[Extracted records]
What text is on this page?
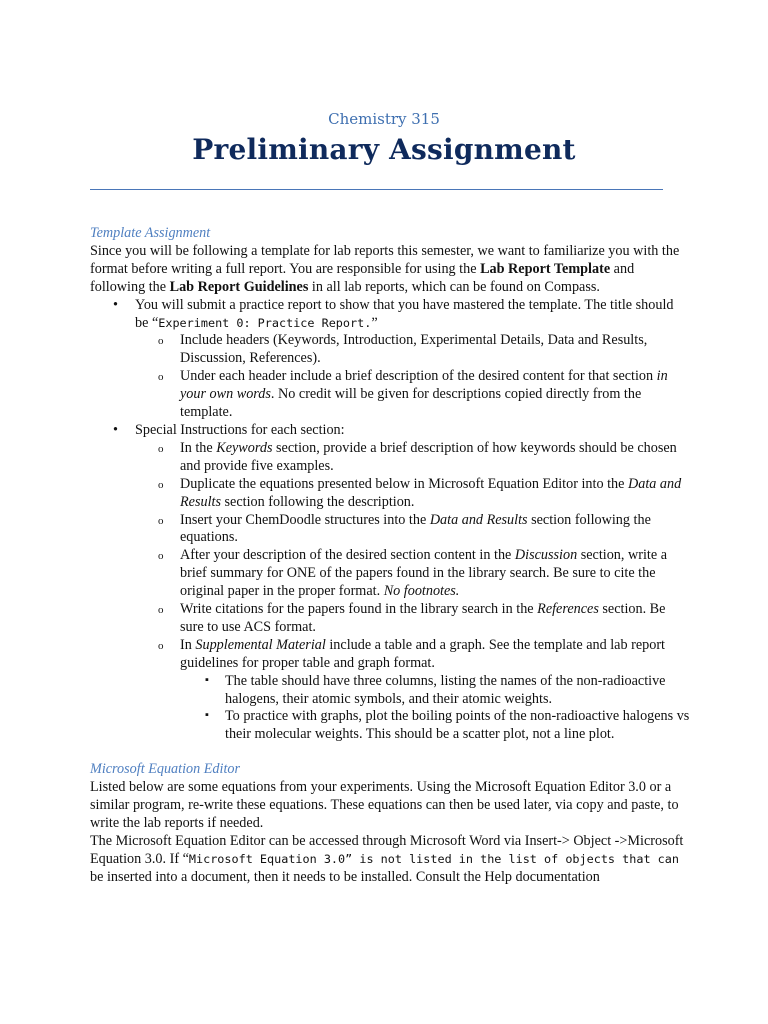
Chemistry 315
Preliminary Assignment

Template Assignment

Since you will be following a template for lab reports this semester, we want to familiarize you with the format before writing a full report. You are responsible for using the Lab Report Template and following the Lab Report Guidelines in all lab reports, which can be found on Compass.

• You will submit a practice report to show that you have mastered the template. The title should be “Experiment 0: Practice Report.”
o Include headers (Keywords, Introduction, Experimental Details, Data and Results, Discussion, References).
o Under each header include a brief description of the desired content for that section in your own words. No credit will be given for descriptions copied directly from the template.
• Special Instructions for each section:
o In the Keywords section, provide a brief description of how keywords should be chosen and provide five examples.
o Duplicate the equations presented below in Microsoft Equation Editor into the Data and Results section following the description.
o Insert your ChemDoodle structures into the Data and Results section following the equations.
o After your description of the desired section content in the Discussion section, write a brief summary for ONE of the papers found in the library search. Be sure to cite the original paper in the proper format. No footnotes.
o Write citations for the papers found in the library search in the References section. Be sure to use ACS format.
o In Supplemental Material include a table and a graph. See the template and lab report guidelines for proper table and graph format.
▪ The table should have three columns, listing the names of the non-radioactive halogens, their atomic symbols, and their atomic weights.
▪ To practice with graphs, plot the boiling points of the non-radioactive halogens vs their molecular weights. This should be a scatter plot, not a line plot.

Microsoft Equation Editor

Listed below are some equations from your experiments. Using the Microsoft Equation Editor 3.0 or a similar program, re-write these equations. These equations can then be used later, via copy and paste, to write the lab reports if needed.

The Microsoft Equation Editor can be accessed through Microsoft Word via Insert-> Object ->Microsoft Equation 3.0. If “Microsoft Equation 3.0” is not listed in the list of objects that can be inserted into a document, then it needs to be installed. Consult the Help documentation
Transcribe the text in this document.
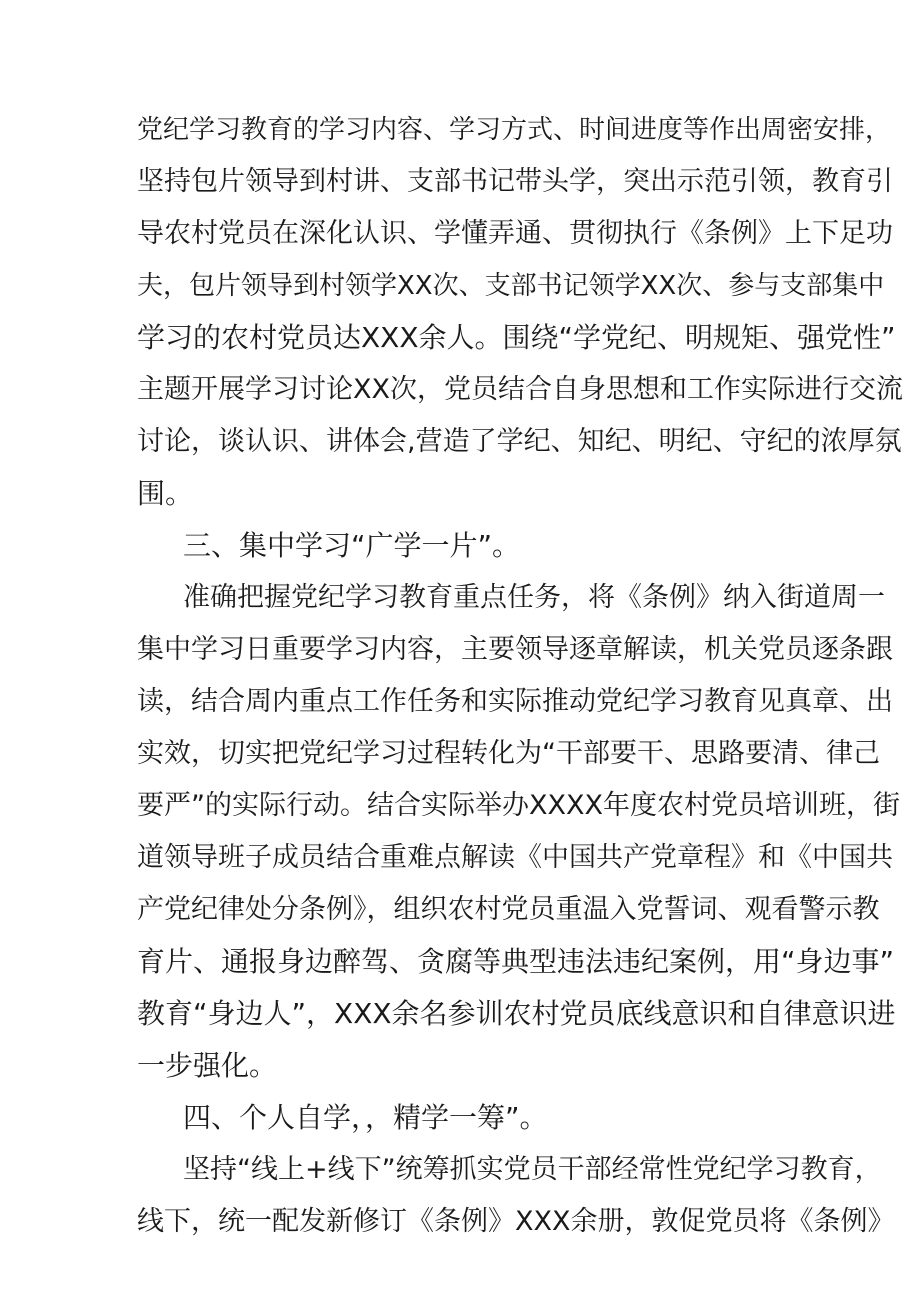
党纪学习教育的学习内容、学习方式、时间进度等作出周密安排，
坚持包片领导到村讲、支部书记带头学，突出示范引领，教育引
导农村党员在深化认识、学懂弄通、贯彻执行《条例》上下足功
夫，包片领导到村领学XX次、支部书记领学XX次、参与支部集中
学习的农村党员达XXX余人。围绕“学党纪、明规矩、强党性”
主题开展学习讨论XX次，党员结合自身思想和工作实际进行交流
讨论，谈认识、讲体会,营造了学纪、知纪、明纪、守纪的浓厚氛
围。
三、集中学习“广学一片”。
准确把握党纪学习教育重点任务，将《条例》纳入街道周一
集中学习日重要学习内容，主要领导逐章解读，机关党员逐条跟
读，结合周内重点工作任务和实际推动党纪学习教育见真章、出
实效，切实把党纪学习过程转化为“干部要干、思路要清、律己
要严”的实际行动。结合实际举办XXXX年度农村党员培训班，街
道领导班子成员结合重难点解读《中国共产党章程》和《中国共
产党纪律处分条例》，组织农村党员重温入党誓词、观看警示教
育片、通报身边醉驾、贪腐等典型违法违纪案例，用“身边事”
教育“身边人”，XXX余名参训农村党员底线意识和自律意识进
一步强化。
四、个人自学，，精学一筹”。
坚持“线上+线下”统筹抓实党员干部经常性党纪学习教育，
线下，统一配发新修订《条例》XXX余册，敦促党员将《条例》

**Exercise prompt:**
In the copy, include no pictures; restate the listing above exactly.

**Full output:**
What text is on this page?
Chemistry 315
Preliminary Assignment

Template Assignment

Since you will be following a template for lab reports this semester, we want to familiarize you with the format before writing a full report. You are responsible for using the Lab Report Template and following the Lab Report Guidelines in all lab reports, which can be found on Compass.

• You will submit a practice report to show that you have mastered the template. The title should be “Experiment 0: Practice Report.”
o Include headers (Keywords, Introduction, Experimental Details, Data and Results, Discussion, References).
o Under each header include a brief description of the desired content for that section in your own words. No credit will be given for descriptions copied directly from the template.
• Special Instructions for each section:
o In the Keywords section, provide a brief description of how keywords should be chosen and provide five examples.
o Duplicate the equations presented below in Microsoft Equation Editor into the Data and Results section following the description.
o Insert your ChemDoodle structures into the Data and Results section following the equations.
o After your description of the desired section content in the Discussion section, write a brief summary for ONE of the papers found in the library search. Be sure to cite the original paper in the proper format. No footnotes.
o Write citations for the papers found in the library search in the References section. Be sure to use ACS format.
o In Supplemental Material include a table and a graph. See the template and lab report guidelines for proper table and graph format.
▪ The table should have three columns, listing the names of the non-radioactive halogens, their atomic symbols, and their atomic weights.
▪ To practice with graphs, plot the boiling points of the non-radioactive halogens vs their molecular weights. This should be a scatter plot, not a line plot.

Microsoft Equation Editor

Listed below are some equations from your experiments. Using the Microsoft Equation Editor 3.0 or a similar program, re-write these equations. These equations can then be used later, via copy and paste, to write the lab reports if needed.

The Microsoft Equation Editor can be accessed through Microsoft Word via Insert-> Object ->Microsoft Equation 3.0. If “Microsoft Equation 3.0” is not listed in the list of objects that can be inserted into a document, then it needs to be installed. Consult the Help documentation
Transcribe the text in this document.
党纪学习教育的学习内容、学习方式、时间进度等作出周密安排，
坚持包片领导到村讲、支部书记带头学，突出示范引领，教育引
导农村党员在深化认识、学懂弄通、贯彻执行《条例》上下足功
夫，包片领导到村领学XX次、支部书记领学XX次、参与支部集中
学习的农村党员达XXX余人。围绕“学党纪、明规矩、强党性”
主题开展学习讨论XX次，党员结合自身思想和工作实际进行交流
讨论，谈认识、讲体会,营造了学纪、知纪、明纪、守纪的浓厚氛
围。
三、集中学习“广学一片”。
准确把握党纪学习教育重点任务，将《条例》纳入街道周一
集中学习日重要学习内容，主要领导逐章解读，机关党员逐条跟
读，结合周内重点工作任务和实际推动党纪学习教育见真章、出
实效，切实把党纪学习过程转化为“干部要干、思路要清、律己
要严”的实际行动。结合实际举办XXXX年度农村党员培训班，街
道领导班子成员结合重难点解读《中国共产党章程》和《中国共
产党纪律处分条例》，组织农村党员重温入党誓词、观看警示教
育片、通报身边醉驾、贪腐等典型违法违纪案例，用“身边事”
教育“身边人”，XXX余名参训农村党员底线意识和自律意识进
一步强化。
四、个人自学，，精学一筹”。
坚持“线上+线下”统筹抓实党员干部经常性党纪学习教育，
线下，统一配发新修订《条例》XXX余册，敦促党员将《条例》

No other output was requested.